§ **Requirements**:
Filter the listing below, copying every line in which the word "text" appears.

§ **Excerpted data**:

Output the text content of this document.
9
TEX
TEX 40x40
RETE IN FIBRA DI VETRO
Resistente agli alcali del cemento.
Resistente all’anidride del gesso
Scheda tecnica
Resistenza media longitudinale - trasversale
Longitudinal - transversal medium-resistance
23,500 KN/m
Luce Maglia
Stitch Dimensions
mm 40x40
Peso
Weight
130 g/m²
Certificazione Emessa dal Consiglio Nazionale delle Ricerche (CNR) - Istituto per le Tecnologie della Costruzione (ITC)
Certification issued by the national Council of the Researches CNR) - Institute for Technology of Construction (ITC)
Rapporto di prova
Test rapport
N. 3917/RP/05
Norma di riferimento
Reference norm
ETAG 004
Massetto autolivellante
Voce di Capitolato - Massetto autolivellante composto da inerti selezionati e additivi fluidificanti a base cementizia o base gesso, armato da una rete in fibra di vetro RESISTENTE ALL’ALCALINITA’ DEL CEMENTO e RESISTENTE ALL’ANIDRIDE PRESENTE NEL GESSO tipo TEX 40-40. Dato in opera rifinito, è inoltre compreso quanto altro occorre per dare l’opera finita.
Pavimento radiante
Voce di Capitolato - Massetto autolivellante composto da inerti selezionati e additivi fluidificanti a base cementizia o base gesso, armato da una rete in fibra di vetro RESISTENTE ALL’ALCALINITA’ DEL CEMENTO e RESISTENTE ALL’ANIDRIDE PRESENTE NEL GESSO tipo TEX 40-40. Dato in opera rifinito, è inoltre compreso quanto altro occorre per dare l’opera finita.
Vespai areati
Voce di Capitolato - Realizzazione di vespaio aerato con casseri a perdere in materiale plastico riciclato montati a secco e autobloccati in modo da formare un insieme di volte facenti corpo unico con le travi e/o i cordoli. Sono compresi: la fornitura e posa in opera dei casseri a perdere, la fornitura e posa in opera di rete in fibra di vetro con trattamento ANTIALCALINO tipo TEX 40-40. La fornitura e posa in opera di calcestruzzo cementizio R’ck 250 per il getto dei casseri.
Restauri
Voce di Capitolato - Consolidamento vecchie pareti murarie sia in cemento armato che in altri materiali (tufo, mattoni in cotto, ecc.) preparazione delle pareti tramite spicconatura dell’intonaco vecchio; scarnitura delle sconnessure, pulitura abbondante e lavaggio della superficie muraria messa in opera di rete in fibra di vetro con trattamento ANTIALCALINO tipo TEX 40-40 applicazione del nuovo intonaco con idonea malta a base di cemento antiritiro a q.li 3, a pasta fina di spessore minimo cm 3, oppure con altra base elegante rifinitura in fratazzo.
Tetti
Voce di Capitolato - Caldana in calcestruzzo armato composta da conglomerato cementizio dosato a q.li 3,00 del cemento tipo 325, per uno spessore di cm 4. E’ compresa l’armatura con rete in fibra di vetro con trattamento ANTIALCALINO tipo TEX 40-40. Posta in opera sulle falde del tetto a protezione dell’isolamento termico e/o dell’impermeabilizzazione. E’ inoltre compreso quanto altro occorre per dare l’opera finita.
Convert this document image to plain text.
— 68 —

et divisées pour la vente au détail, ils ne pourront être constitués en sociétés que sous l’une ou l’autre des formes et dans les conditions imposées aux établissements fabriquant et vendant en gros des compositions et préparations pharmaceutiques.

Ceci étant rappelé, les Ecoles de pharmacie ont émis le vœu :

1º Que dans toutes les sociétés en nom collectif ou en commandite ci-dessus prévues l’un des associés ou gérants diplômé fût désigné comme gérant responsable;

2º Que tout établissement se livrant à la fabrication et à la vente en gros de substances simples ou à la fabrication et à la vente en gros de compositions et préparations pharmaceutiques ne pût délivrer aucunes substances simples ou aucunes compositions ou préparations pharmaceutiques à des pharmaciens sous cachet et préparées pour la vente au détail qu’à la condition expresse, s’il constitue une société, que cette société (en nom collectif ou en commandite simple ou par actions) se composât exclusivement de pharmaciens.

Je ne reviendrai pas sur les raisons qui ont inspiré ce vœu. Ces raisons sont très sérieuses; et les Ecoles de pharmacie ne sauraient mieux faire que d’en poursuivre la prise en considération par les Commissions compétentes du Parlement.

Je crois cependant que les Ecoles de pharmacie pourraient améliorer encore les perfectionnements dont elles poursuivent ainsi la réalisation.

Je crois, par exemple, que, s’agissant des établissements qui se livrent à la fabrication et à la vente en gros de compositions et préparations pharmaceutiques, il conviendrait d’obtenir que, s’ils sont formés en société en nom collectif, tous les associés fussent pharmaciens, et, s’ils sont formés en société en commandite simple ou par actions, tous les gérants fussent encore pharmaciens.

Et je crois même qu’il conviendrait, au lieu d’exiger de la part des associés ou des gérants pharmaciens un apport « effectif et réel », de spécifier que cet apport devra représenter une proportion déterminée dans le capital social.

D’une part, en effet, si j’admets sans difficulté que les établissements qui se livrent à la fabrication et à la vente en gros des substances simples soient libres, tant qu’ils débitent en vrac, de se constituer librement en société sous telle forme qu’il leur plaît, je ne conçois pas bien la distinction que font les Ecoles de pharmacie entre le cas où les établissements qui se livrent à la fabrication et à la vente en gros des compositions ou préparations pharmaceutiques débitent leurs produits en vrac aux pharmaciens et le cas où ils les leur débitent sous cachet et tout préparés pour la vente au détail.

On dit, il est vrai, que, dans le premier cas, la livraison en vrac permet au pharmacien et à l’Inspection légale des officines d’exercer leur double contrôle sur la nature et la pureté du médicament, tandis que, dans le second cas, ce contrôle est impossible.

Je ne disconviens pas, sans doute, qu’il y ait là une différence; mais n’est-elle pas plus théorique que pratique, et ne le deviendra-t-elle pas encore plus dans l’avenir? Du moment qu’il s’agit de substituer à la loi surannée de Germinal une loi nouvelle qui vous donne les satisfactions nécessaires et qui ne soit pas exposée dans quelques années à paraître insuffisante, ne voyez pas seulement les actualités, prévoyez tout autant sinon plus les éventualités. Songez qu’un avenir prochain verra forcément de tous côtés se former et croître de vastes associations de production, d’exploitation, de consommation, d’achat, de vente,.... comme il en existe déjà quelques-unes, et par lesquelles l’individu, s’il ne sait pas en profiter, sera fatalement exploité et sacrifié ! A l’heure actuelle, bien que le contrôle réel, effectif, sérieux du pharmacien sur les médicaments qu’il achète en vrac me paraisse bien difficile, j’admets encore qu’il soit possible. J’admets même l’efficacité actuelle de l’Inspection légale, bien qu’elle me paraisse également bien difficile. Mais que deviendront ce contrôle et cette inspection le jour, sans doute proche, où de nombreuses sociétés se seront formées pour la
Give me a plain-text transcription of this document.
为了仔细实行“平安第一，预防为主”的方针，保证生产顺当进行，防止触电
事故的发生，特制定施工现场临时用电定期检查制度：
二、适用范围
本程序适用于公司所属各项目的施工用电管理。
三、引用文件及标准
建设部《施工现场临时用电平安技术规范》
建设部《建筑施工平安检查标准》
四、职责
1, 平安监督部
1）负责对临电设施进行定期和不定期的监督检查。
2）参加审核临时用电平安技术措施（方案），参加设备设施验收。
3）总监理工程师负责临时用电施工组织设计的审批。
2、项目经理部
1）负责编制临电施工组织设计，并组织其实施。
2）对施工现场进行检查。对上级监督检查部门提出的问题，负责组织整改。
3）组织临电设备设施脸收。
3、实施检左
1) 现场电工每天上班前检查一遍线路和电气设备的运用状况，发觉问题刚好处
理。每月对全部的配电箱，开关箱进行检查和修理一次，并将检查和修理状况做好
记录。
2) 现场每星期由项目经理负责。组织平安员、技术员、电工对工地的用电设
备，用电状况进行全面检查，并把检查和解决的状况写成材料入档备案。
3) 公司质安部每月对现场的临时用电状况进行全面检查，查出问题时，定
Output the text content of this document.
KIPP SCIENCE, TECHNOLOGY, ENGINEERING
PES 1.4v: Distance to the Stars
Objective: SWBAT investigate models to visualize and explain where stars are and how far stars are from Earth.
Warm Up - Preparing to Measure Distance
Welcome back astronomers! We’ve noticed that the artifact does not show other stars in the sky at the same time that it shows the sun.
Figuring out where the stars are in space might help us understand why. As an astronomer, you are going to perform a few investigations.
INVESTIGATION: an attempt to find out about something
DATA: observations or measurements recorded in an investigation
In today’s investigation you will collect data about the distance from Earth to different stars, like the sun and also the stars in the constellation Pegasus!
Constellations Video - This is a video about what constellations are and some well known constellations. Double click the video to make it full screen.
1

§ **Complete response**:
Output the text content of this document.
Convert this document image to plain text.
Give me a plain-text transcription of this document.
Output the text content of this document.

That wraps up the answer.